[begin RECORDS FOR THE EXERCISE]

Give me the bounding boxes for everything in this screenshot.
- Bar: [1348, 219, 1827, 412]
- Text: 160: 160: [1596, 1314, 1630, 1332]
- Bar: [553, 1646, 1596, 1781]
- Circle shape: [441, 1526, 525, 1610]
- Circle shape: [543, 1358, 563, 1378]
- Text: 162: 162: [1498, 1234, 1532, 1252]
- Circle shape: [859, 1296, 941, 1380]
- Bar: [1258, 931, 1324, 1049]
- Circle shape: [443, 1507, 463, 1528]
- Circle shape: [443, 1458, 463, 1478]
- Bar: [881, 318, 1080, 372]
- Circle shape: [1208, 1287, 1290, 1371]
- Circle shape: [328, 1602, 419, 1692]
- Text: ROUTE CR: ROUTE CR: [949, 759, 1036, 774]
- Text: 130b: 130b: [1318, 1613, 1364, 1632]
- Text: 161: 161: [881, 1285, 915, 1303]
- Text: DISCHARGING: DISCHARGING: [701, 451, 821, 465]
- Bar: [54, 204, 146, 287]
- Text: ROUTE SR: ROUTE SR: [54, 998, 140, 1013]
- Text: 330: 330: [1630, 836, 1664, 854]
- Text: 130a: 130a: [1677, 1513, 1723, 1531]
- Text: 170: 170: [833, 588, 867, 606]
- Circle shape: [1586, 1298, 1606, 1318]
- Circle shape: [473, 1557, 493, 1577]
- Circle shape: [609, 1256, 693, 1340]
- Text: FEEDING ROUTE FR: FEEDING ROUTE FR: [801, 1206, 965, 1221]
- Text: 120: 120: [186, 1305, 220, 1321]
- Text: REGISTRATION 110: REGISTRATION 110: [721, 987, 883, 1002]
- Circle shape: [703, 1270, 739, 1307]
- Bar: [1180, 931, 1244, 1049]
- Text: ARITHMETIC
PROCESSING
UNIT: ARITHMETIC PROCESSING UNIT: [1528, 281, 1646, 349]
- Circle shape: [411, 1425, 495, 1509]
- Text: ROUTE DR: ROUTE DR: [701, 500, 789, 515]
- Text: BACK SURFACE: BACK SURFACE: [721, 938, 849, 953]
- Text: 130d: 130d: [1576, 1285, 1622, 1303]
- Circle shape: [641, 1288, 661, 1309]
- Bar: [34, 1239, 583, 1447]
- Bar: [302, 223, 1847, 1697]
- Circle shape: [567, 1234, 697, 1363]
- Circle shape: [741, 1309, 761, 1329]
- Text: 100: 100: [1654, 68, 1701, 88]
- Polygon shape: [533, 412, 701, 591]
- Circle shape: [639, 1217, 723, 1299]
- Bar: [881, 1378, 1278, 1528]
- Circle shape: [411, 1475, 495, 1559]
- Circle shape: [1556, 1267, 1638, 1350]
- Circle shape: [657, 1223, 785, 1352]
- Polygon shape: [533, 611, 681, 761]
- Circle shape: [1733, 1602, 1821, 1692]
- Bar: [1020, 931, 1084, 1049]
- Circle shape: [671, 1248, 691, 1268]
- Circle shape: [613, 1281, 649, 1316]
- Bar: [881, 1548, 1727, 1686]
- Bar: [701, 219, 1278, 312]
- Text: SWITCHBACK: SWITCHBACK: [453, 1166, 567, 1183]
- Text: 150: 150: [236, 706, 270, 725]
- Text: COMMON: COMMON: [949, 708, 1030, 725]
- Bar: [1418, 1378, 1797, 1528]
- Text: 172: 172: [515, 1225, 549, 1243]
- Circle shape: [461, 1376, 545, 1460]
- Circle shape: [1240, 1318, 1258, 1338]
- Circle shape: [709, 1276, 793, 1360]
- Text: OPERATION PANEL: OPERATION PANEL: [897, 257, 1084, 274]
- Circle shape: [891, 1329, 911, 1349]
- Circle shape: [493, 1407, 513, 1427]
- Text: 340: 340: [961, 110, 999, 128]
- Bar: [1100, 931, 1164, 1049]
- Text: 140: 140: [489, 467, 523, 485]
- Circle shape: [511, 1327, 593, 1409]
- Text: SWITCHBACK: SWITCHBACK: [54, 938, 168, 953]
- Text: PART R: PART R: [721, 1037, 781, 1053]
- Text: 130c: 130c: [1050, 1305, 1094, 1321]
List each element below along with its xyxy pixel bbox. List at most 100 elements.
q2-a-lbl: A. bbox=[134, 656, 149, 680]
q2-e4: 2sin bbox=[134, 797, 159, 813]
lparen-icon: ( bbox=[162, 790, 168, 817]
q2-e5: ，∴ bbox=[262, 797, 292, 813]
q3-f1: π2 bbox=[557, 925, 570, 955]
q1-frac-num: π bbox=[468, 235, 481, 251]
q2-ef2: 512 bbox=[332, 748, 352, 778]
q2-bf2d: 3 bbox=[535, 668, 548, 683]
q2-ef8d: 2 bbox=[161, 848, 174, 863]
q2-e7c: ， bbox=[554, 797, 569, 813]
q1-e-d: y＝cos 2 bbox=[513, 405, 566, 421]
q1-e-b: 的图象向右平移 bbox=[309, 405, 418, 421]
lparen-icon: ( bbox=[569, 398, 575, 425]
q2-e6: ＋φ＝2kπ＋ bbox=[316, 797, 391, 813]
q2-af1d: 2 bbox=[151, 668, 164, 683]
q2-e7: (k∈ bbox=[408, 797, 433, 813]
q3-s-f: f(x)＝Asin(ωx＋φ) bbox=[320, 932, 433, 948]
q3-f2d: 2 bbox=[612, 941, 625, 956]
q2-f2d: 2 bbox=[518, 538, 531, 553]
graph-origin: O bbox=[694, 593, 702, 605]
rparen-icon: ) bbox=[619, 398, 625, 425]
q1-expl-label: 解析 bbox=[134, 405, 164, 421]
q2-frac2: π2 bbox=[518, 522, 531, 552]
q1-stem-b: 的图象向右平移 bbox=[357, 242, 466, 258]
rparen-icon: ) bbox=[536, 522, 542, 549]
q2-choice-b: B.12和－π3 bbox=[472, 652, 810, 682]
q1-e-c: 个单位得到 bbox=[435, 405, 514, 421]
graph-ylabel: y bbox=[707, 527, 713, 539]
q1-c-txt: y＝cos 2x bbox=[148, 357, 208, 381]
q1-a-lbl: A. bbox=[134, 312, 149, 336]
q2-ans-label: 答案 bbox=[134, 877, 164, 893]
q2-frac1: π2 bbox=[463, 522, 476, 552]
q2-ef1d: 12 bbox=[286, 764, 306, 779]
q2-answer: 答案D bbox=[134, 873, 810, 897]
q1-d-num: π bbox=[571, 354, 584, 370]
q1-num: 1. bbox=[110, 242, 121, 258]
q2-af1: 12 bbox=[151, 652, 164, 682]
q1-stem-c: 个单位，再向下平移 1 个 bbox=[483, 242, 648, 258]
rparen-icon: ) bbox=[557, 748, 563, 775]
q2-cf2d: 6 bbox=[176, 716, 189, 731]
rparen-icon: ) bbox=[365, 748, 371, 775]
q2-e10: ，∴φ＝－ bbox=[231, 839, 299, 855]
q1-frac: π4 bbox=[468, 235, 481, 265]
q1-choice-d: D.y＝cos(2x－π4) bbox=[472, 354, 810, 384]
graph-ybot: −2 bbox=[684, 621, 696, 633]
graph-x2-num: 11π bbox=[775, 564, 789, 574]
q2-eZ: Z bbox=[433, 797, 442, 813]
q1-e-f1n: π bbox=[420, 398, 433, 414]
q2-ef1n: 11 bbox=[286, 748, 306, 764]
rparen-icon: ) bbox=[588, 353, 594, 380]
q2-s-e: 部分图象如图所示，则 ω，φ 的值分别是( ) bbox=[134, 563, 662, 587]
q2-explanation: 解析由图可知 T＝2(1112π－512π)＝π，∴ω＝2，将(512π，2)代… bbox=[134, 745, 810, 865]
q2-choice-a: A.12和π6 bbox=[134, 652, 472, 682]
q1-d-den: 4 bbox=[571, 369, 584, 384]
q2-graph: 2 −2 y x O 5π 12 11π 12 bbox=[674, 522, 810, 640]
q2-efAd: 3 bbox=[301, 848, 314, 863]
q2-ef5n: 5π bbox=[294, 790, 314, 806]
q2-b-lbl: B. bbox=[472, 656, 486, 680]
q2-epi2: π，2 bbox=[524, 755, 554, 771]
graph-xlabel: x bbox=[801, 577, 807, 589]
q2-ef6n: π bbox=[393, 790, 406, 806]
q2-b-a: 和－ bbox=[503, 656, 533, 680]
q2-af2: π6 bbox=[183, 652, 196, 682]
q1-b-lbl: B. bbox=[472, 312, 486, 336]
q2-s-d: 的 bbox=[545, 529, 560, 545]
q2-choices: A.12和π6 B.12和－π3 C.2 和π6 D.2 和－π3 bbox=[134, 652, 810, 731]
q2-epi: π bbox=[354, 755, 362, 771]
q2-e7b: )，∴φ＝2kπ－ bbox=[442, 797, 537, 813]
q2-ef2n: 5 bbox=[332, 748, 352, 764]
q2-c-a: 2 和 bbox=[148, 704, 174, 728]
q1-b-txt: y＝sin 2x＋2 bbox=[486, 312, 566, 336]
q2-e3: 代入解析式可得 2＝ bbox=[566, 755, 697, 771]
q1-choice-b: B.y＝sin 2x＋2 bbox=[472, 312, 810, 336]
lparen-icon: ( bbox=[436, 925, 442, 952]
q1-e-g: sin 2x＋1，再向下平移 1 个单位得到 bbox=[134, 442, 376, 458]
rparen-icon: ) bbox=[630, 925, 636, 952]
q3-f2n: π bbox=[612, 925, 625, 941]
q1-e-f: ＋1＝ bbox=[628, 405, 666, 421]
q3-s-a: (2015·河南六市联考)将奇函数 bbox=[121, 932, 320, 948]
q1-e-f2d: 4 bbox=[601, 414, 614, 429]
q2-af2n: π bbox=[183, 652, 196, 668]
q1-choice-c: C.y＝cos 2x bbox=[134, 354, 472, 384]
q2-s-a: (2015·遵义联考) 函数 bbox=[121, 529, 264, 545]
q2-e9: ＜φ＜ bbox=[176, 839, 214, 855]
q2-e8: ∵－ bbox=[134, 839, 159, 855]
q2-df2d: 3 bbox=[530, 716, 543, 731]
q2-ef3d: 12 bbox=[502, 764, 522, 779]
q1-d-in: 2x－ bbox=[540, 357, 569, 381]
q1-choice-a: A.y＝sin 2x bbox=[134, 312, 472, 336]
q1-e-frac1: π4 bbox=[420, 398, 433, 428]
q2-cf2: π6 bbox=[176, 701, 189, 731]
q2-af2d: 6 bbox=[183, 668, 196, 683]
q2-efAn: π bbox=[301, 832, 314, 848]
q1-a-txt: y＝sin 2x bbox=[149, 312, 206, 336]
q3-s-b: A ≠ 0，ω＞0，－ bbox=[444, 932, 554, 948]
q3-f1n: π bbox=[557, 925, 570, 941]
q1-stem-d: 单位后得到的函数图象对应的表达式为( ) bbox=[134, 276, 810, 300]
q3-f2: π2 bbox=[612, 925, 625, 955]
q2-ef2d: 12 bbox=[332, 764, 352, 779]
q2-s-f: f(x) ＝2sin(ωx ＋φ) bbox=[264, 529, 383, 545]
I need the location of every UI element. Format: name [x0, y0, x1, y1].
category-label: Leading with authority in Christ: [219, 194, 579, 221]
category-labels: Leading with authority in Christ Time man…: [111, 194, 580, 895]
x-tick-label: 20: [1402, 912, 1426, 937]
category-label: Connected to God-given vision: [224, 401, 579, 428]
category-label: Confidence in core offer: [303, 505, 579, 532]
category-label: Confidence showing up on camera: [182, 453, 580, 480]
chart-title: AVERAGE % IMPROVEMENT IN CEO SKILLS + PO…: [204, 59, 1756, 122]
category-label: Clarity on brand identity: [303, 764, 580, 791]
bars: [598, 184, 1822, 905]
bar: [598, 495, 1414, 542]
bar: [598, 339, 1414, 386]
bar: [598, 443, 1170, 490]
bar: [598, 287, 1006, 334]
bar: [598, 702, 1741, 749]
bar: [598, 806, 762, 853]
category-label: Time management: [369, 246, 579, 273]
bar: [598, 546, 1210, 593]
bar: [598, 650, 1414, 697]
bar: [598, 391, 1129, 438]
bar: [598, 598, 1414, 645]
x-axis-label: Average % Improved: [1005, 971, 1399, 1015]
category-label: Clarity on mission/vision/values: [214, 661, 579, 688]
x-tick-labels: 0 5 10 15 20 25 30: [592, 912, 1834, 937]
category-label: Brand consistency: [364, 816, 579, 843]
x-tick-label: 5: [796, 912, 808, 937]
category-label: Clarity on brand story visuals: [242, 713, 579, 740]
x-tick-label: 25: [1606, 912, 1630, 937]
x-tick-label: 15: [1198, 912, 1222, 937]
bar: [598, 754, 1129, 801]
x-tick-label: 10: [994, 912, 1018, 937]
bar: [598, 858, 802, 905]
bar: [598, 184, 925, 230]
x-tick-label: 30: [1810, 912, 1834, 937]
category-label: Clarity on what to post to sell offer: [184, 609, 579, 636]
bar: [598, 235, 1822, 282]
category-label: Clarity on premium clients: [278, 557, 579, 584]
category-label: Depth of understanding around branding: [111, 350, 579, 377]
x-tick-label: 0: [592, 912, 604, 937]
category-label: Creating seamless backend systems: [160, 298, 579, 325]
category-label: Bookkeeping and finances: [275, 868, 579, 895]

[end RECORDS FOR THE EXERCISE]

▶ [DIRECTION] Rewrite everything from the start of the records down through the line containing "- Bar: [34, 1239, 583, 1447]", swapping "BACK SURFACE" for "FRONT SURFACE" and leaving all else unchanged.

▶ [FULL SOLUTION]
Give me the bounding boxes for everything in this screenshot.
- Bar: [1348, 219, 1827, 412]
- Text: 160: 160: [1596, 1314, 1630, 1332]
- Bar: [553, 1646, 1596, 1781]
- Circle shape: [441, 1526, 525, 1610]
- Circle shape: [543, 1358, 563, 1378]
- Text: 162: 162: [1498, 1234, 1532, 1252]
- Circle shape: [859, 1296, 941, 1380]
- Bar: [1258, 931, 1324, 1049]
- Circle shape: [443, 1507, 463, 1528]
- Circle shape: [443, 1458, 463, 1478]
- Bar: [881, 318, 1080, 372]
- Circle shape: [1208, 1287, 1290, 1371]
- Circle shape: [328, 1602, 419, 1692]
- Text: ROUTE CR: ROUTE CR: [949, 759, 1036, 774]
- Text: 130b: 130b: [1318, 1613, 1364, 1632]
- Text: 161: 161: [881, 1285, 915, 1303]
- Text: DISCHARGING: DISCHARGING: [701, 451, 821, 465]
- Bar: [54, 204, 146, 287]
- Text: ROUTE SR: ROUTE SR: [54, 998, 140, 1013]
- Text: 330: 330: [1630, 836, 1664, 854]
- Text: 130a: 130a: [1677, 1513, 1723, 1531]
- Text: 170: 170: [833, 588, 867, 606]
- Circle shape: [1586, 1298, 1606, 1318]
- Circle shape: [473, 1557, 493, 1577]
- Circle shape: [609, 1256, 693, 1340]
- Text: FEEDING ROUTE FR: FEEDING ROUTE FR: [801, 1206, 965, 1221]
- Text: 120: 120: [186, 1305, 220, 1321]
- Text: REGISTRATION 110: REGISTRATION 110: [721, 987, 883, 1002]
- Circle shape: [703, 1270, 739, 1307]
- Bar: [1180, 931, 1244, 1049]
- Text: ARITHMETIC
PROCESSING
UNIT: ARITHMETIC PROCESSING UNIT: [1528, 281, 1646, 349]
- Circle shape: [411, 1425, 495, 1509]
- Text: ROUTE DR: ROUTE DR: [701, 500, 789, 515]
- Text: FRONT SURFACE: FRONT SURFACE: [721, 938, 849, 953]
- Text: 130d: 130d: [1576, 1285, 1622, 1303]
- Circle shape: [641, 1288, 661, 1309]
- Bar: [34, 1239, 583, 1447]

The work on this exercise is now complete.